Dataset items
%%

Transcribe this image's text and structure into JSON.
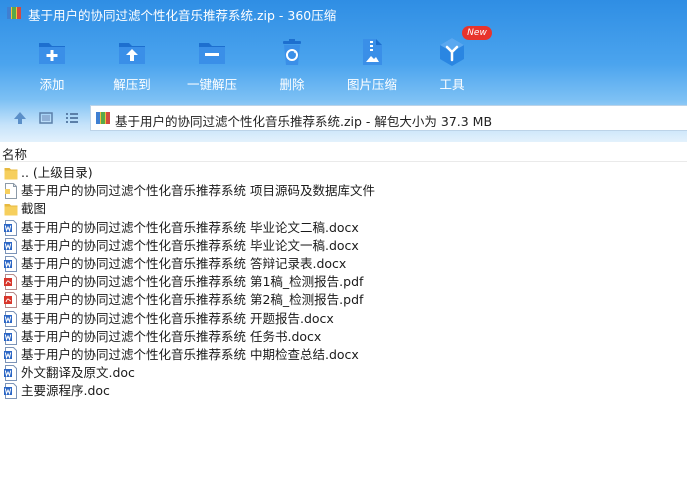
{
  "window": {
    "title": "基于用户的协同过滤个性化音乐推荐系统.zip - 360压缩"
  },
  "toolbar": [
    {
      "label": "添加",
      "icon": "add-icon"
    },
    {
      "label": "解压到",
      "icon": "extract-to-icon"
    },
    {
      "label": "一键解压",
      "icon": "one-click-extract-icon"
    },
    {
      "label": "删除",
      "icon": "recycle-bin-icon"
    },
    {
      "label": "图片压缩",
      "icon": "image-compress-icon"
    },
    {
      "label": "工具",
      "icon": "tools-icon",
      "badge": "New"
    }
  ],
  "nav": {
    "path_text": "基于用户的协同过滤个性化音乐推荐系统.zip - 解包大小为 37.3 MB"
  },
  "list": {
    "column_name": "名称",
    "items": [
      {
        "name": ".. (上级目录)",
        "type": "folder"
      },
      {
        "name": "基于用户的协同过滤个性化音乐推荐系统 项目源码及数据库文件",
        "type": "file"
      },
      {
        "name": "截图",
        "type": "folder"
      },
      {
        "name": "基于用户的协同过滤个性化音乐推荐系统 毕业论文二稿.docx",
        "type": "docx"
      },
      {
        "name": "基于用户的协同过滤个性化音乐推荐系统 毕业论文一稿.docx",
        "type": "docx"
      },
      {
        "name": "基于用户的协同过滤个性化音乐推荐系统 答辩记录表.docx",
        "type": "docx"
      },
      {
        "name": "基于用户的协同过滤个性化音乐推荐系统 第1稿_检测报告.pdf",
        "type": "pdf"
      },
      {
        "name": "基于用户的协同过滤个性化音乐推荐系统 第2稿_检测报告.pdf",
        "type": "pdf"
      },
      {
        "name": "基于用户的协同过滤个性化音乐推荐系统 开题报告.docx",
        "type": "docx"
      },
      {
        "name": "基于用户的协同过滤个性化音乐推荐系统 任务书.docx",
        "type": "docx"
      },
      {
        "name": "基于用户的协同过滤个性化音乐推荐系统 中期检查总结.docx",
        "type": "docx"
      },
      {
        "name": "外文翻译及原文.doc",
        "type": "doc"
      },
      {
        "name": "主要源程序.doc",
        "type": "doc"
      }
    ]
  },
  "colors": {
    "toolbar_top": "#2f8ee4",
    "toolbar_bottom": "#c6e3fa",
    "badge_red": "#e8342c",
    "folder_yellow": "#f6cf5d",
    "word_blue": "#2b66c5",
    "pdf_red": "#d8362b"
  }
}
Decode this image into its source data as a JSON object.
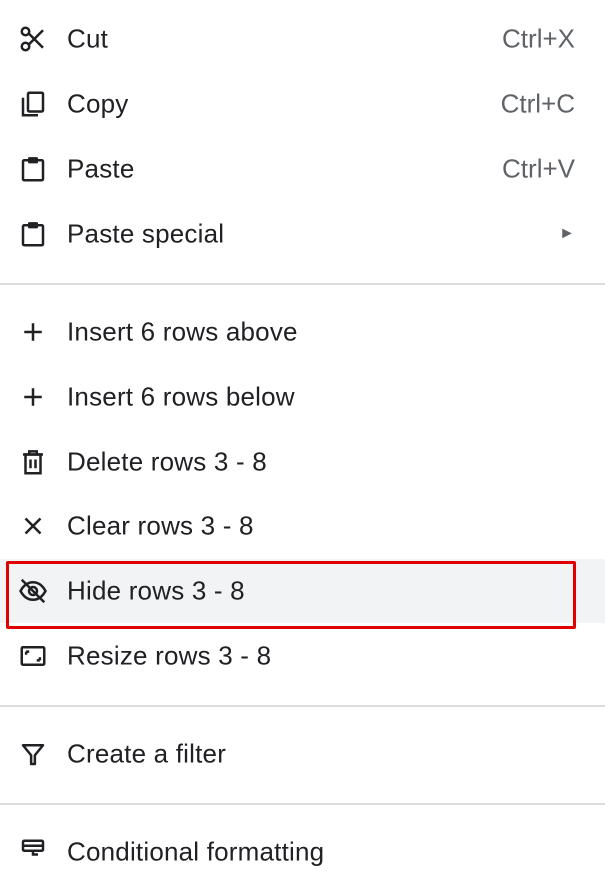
{
  "menu": {
    "clipboard": {
      "cut": {
        "label": "Cut",
        "shortcut": "Ctrl+X",
        "icon": "scissors-icon"
      },
      "copy": {
        "label": "Copy",
        "shortcut": "Ctrl+C",
        "icon": "copy-icon"
      },
      "paste": {
        "label": "Paste",
        "shortcut": "Ctrl+V",
        "icon": "clipboard-icon"
      },
      "paste_special": {
        "label": "Paste special",
        "submenu_indicator": "►",
        "icon": "clipboard-icon"
      }
    },
    "rows": {
      "insert_above": {
        "label": "Insert 6 rows above",
        "icon": "plus-icon"
      },
      "insert_below": {
        "label": "Insert 6 rows below",
        "icon": "plus-icon"
      },
      "delete": {
        "label": "Delete rows 3 - 8",
        "icon": "trash-icon"
      },
      "clear": {
        "label": "Clear rows 3 - 8",
        "icon": "close-icon"
      },
      "hide": {
        "label": "Hide rows 3 - 8",
        "icon": "eye-off-icon",
        "highlighted": true
      },
      "resize": {
        "label": "Resize rows 3 - 8",
        "icon": "resize-icon"
      }
    },
    "filter": {
      "create_filter": {
        "label": "Create a filter",
        "icon": "filter-icon"
      }
    },
    "formatting": {
      "conditional": {
        "label": "Conditional formatting",
        "icon": "paint-roller-icon"
      }
    }
  },
  "colors": {
    "highlight_border": "#e00000",
    "hover_background": "#f1f3f4",
    "text": "#202124",
    "secondary_text": "#5f6368",
    "divider": "#dadce0"
  }
}
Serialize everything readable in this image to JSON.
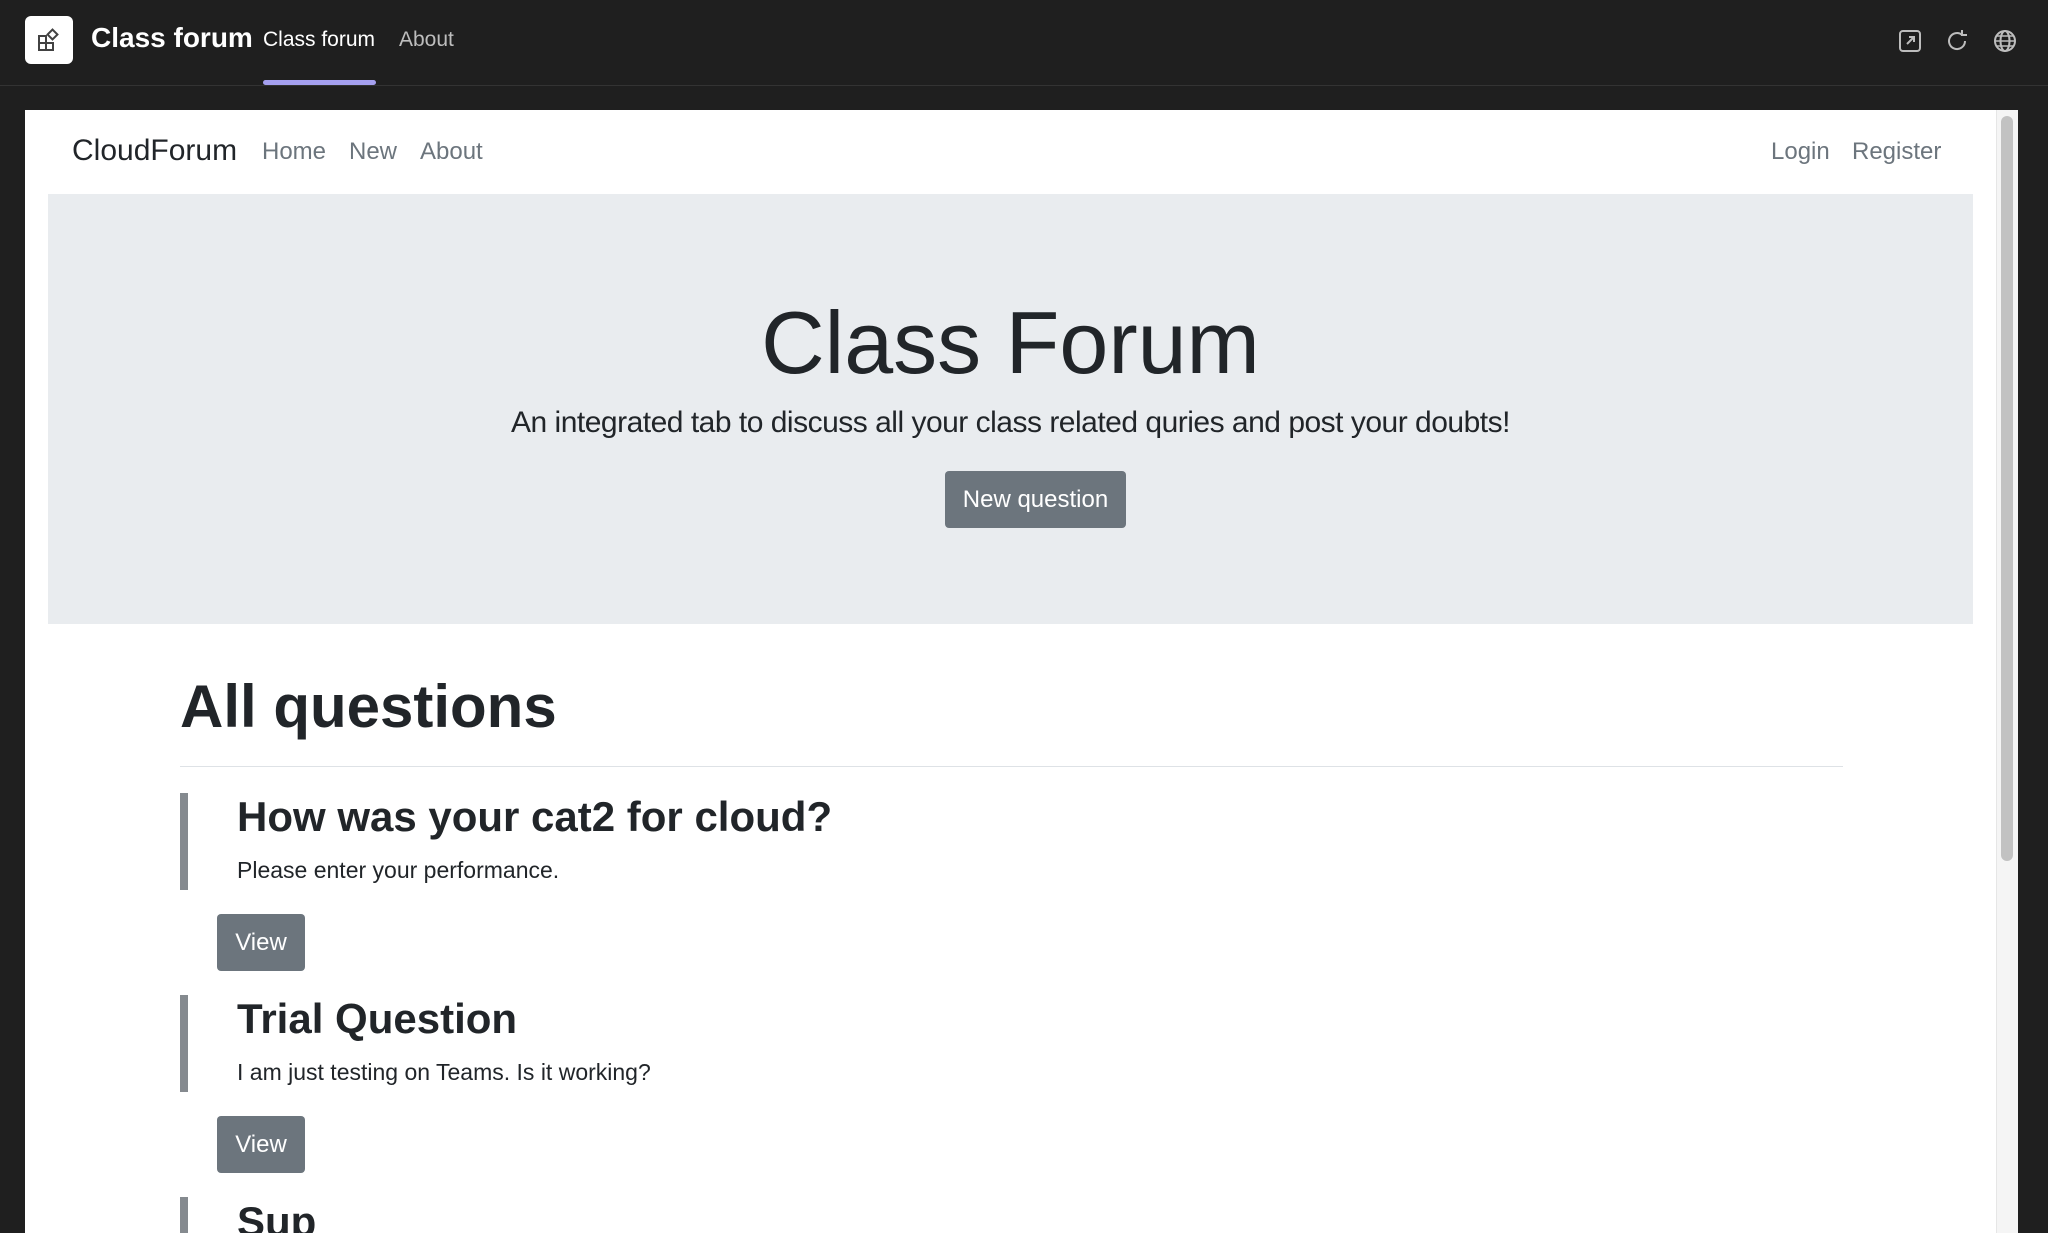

%%

GIVEN TASK:
Say how many lines in the records above hold "into", and give no other text.

TASK ANSWER:
2